> [Texto para analizar]
En la maravillosa amplitud de las pampas, tierra de gauchos altivos y generosos, de
alma grande como el suelo en que nacieron, trabajaron, amaron y murieron, han tenido
su origen muchas danzas y canciones que se difundieron luego por todo el país, danzadas
o cantadas por el gaucho que se hizo soldado cuando peligró el suelo nativo.
Época heroica aquella mitad del siglo pasado, cuando a los labios americanos asomaba
emocionada la palabra Patria y se tenía ya la sensación de la independencia con sólo
tender la vista sobre el paisaje imponente de la montaña, sobre la selva desmelenada y
fiera, y sobre la llanura inconmensurable de las pampas argentinas, donde se paseaba
orgulloso el viento más libre del mundo.
La acción heroica de los pueblos impresionó hondamente el ánimo de los rudos
troveros y payadores y nacieron cielitos, tristes, estilos, triunfos y cien canciones, donde
se confundían en una sola grande emoción, el amor y la esperanza con el nombre de
varones ilustres, de hechos de armas y de sacrificios realizados por esos gauchos para los
cuales PAMPA, tenía el simbolismo de la palabra MADRE, en la intensa vibración de la
vida interior.
La sugestión del bosque con su maraña perfumada se prende a la vida del nativo. Y
éste termina siendo un pedazo del monte; un ser que se agita, sufre, goza y llora con la
selva, con el concierto asombroso de los pájaros, con el aullido de los pumas, con el
zumbar del viento entre el ramaje y con la solemnidad de la noche cargada de rumores y
leyendas…
El indio esconde su pena, arisco y aguantador. Lo delata su mirada triste y honda, como
si contemplase en su alma el altar de sus ilusiones desvanecidas. Cansado están sus ojos,
como si toda la luz se le hubiese ido extinguiendo a fuerza de ambicionar horizontes y
añorar lejanías.

> [Datos proporcionados]
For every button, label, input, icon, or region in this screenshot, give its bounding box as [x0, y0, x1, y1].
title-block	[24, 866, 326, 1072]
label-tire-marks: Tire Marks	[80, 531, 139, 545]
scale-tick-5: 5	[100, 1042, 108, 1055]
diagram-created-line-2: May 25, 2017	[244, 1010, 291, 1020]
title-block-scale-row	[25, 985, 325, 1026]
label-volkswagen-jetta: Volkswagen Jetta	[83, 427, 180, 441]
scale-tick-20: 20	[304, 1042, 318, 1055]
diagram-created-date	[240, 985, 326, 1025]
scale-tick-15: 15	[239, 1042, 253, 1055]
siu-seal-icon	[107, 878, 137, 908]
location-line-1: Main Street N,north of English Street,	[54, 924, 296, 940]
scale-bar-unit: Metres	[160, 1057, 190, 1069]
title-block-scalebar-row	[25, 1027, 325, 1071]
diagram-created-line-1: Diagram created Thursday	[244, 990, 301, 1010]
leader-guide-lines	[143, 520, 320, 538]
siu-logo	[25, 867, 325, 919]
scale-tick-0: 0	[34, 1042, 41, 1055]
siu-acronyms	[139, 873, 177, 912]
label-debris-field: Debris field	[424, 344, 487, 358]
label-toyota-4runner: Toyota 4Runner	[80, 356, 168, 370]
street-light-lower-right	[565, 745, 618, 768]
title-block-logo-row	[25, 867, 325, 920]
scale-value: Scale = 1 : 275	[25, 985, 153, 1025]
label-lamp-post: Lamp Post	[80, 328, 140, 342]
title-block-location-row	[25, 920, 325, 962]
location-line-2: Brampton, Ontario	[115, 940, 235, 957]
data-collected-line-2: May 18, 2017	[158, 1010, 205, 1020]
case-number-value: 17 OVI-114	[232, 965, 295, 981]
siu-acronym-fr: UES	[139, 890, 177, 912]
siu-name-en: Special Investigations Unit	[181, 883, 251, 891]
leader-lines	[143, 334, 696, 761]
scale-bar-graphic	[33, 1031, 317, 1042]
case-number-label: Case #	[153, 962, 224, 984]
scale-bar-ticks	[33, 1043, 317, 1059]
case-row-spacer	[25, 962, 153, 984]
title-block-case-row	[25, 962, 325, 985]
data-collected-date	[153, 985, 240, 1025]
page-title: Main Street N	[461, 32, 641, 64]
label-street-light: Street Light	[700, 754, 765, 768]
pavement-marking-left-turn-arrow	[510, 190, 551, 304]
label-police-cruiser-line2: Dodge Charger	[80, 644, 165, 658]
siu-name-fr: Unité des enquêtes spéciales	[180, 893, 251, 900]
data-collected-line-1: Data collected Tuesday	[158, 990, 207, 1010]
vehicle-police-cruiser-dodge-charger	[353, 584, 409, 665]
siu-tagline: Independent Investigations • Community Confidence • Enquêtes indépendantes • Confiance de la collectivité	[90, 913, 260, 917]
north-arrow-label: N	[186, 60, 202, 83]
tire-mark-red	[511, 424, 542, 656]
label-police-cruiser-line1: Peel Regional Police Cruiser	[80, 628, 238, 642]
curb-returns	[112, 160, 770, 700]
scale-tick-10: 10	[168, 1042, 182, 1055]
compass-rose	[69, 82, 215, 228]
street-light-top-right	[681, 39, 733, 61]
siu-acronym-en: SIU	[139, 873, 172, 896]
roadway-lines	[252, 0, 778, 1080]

> [Consigna A] Copia el fragmento del texto para analizar que empieza en "La sugestión del" y continúa hasta "añorar lejanías.", cambiando "pumas" por "jaguares".
> [Consigna B] Según el texto para analizar, ¿por qué nacieron los cielitos, tristes, estilos y triunfos? Responde en una a tres oraciones.
El listado no tiene relación con el texto para analizar.

> [Solución del ejercicio A]
La sugestión del bosque con su maraña perfumada se prende a la vida del nativo. Y
éste termina siendo un pedazo del monte; un ser que se agita, sufre, goza y llora con la
selva, con el concierto asombroso de los pájaros, con el aullido de los jaguares, con el
zumbar del viento entre el ramaje y con la solemnidad de la noche cargada de rumores y
leyendas…
El indio esconde su pena, arisco y aguantador. Lo delata su mirada triste y honda, como
si contemplase en su alma el altar de sus ilusiones desvanecidas. Cansado están sus ojos,
como si toda la luz se le hubiese ido extinguiendo a fuerza de ambicionar horizontes y
añorar lejanías.

> [Solución del ejercicio B] Nacieron porque la acción heroica de los pueblos impresionó hondamente el ánimo de los rudos troveros y payadores. En esas canciones se confundían el amor y la esperanza con el nombre de varones ilustres, de hechos de armas y de sacrificios de los gauchos.